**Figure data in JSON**
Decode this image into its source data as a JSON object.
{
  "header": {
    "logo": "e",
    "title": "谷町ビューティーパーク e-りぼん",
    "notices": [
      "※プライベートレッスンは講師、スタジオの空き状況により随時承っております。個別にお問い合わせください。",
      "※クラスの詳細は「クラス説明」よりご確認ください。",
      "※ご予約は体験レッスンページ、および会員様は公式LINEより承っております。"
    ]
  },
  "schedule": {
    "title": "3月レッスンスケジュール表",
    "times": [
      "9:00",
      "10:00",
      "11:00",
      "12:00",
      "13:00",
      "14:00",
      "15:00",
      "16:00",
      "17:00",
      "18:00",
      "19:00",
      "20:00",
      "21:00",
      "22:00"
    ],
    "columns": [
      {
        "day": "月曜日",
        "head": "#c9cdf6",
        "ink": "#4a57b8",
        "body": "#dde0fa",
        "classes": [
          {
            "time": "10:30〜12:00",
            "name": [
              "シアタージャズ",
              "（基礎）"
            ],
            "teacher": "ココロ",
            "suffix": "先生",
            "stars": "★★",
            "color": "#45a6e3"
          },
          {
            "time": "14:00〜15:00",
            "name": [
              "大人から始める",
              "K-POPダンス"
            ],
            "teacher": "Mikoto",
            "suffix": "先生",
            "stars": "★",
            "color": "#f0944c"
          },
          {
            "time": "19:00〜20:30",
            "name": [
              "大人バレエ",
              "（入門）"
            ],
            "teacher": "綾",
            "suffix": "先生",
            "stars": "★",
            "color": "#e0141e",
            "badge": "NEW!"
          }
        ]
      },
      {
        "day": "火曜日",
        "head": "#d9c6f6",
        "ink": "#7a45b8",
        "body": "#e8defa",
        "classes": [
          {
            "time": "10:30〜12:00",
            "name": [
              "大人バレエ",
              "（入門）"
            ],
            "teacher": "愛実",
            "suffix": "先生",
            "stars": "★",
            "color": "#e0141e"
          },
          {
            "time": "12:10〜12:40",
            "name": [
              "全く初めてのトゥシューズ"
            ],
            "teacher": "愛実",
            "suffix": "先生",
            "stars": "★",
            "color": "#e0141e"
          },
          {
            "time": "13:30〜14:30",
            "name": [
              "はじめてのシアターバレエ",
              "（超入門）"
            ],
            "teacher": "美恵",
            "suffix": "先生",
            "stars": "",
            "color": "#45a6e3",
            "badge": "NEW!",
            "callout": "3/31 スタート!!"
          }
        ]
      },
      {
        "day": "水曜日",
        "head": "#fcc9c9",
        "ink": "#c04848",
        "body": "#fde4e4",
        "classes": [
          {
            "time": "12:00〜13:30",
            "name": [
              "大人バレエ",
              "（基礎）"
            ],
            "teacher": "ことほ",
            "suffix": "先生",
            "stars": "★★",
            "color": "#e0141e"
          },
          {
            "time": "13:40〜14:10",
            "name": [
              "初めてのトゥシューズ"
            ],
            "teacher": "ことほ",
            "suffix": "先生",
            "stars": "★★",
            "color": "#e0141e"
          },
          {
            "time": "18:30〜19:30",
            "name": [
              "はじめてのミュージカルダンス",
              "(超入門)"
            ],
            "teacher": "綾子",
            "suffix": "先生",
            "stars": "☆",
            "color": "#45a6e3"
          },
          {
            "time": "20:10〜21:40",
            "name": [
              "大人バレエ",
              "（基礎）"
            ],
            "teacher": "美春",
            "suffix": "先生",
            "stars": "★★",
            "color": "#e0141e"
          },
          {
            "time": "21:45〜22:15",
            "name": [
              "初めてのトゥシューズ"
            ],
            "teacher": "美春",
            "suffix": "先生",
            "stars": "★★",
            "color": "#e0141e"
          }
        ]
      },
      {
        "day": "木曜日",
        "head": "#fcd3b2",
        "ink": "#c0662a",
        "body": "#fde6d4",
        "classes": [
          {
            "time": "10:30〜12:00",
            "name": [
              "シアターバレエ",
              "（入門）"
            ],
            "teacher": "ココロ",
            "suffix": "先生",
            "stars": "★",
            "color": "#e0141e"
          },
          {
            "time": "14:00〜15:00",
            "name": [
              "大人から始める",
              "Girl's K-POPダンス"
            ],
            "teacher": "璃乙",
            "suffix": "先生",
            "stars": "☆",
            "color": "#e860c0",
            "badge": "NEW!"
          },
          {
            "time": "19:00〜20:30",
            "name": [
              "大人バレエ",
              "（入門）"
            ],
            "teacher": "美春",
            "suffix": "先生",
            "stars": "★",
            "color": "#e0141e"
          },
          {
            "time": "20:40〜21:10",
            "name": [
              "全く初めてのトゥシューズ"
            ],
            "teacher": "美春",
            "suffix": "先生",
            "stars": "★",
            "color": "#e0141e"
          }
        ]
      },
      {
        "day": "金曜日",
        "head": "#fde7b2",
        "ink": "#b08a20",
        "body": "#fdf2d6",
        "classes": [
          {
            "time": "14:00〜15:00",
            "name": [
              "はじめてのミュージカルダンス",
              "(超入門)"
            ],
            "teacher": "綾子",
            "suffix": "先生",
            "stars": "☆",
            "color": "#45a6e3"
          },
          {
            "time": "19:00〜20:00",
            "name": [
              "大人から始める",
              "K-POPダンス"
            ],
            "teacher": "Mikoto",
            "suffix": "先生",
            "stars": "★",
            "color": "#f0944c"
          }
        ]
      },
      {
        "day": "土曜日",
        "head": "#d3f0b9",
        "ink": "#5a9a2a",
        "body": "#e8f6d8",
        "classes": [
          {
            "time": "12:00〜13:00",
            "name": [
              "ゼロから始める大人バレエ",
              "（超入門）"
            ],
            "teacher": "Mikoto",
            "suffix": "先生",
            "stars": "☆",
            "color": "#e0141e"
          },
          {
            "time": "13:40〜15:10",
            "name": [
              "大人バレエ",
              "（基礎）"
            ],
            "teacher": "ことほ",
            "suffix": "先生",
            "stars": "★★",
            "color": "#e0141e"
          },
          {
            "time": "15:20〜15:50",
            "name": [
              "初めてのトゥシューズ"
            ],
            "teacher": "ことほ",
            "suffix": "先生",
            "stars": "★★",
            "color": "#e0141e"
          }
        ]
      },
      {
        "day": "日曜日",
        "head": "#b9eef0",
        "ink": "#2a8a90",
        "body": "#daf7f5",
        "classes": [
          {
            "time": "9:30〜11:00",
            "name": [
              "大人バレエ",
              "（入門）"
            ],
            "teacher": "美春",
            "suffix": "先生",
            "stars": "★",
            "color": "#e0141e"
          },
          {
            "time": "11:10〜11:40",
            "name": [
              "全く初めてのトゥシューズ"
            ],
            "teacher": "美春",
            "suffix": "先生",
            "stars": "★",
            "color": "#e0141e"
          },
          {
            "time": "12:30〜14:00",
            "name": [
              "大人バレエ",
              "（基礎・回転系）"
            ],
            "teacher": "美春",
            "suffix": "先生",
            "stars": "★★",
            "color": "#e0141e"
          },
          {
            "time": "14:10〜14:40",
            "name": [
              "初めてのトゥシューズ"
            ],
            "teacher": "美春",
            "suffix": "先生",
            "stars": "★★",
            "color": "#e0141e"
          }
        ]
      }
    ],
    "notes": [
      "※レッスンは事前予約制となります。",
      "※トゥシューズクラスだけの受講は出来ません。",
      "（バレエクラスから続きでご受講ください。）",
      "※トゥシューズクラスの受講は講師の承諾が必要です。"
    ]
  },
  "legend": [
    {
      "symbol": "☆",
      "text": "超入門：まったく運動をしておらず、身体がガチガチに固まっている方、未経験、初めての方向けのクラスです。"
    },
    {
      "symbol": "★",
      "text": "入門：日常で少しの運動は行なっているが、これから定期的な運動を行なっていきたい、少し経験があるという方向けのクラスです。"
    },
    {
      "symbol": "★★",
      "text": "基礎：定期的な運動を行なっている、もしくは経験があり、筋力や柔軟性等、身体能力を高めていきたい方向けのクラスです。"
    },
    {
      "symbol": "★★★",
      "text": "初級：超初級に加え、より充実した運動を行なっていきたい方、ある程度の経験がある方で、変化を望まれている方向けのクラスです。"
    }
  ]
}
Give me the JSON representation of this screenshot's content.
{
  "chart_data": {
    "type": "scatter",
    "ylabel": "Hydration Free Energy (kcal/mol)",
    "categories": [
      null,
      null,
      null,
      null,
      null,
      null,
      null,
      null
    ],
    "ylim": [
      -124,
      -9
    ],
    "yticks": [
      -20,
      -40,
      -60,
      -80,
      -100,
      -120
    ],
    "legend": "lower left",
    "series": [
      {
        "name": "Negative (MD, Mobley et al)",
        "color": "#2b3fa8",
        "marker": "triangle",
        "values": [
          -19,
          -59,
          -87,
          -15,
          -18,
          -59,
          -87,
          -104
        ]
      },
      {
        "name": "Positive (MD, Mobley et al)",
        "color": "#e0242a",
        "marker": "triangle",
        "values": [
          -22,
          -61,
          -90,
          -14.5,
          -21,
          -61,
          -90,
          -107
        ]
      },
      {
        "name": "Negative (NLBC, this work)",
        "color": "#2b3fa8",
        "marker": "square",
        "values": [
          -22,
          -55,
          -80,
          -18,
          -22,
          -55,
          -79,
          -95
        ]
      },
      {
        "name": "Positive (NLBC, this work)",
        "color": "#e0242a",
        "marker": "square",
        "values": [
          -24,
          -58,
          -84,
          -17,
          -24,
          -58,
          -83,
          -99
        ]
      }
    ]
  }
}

**Written task**
Where a line holds "Positive", copy it out.

**Exercise result**
        "name": "Positive (MD, Mobley et al)",
        "name": "Positive (NLBC, this work)",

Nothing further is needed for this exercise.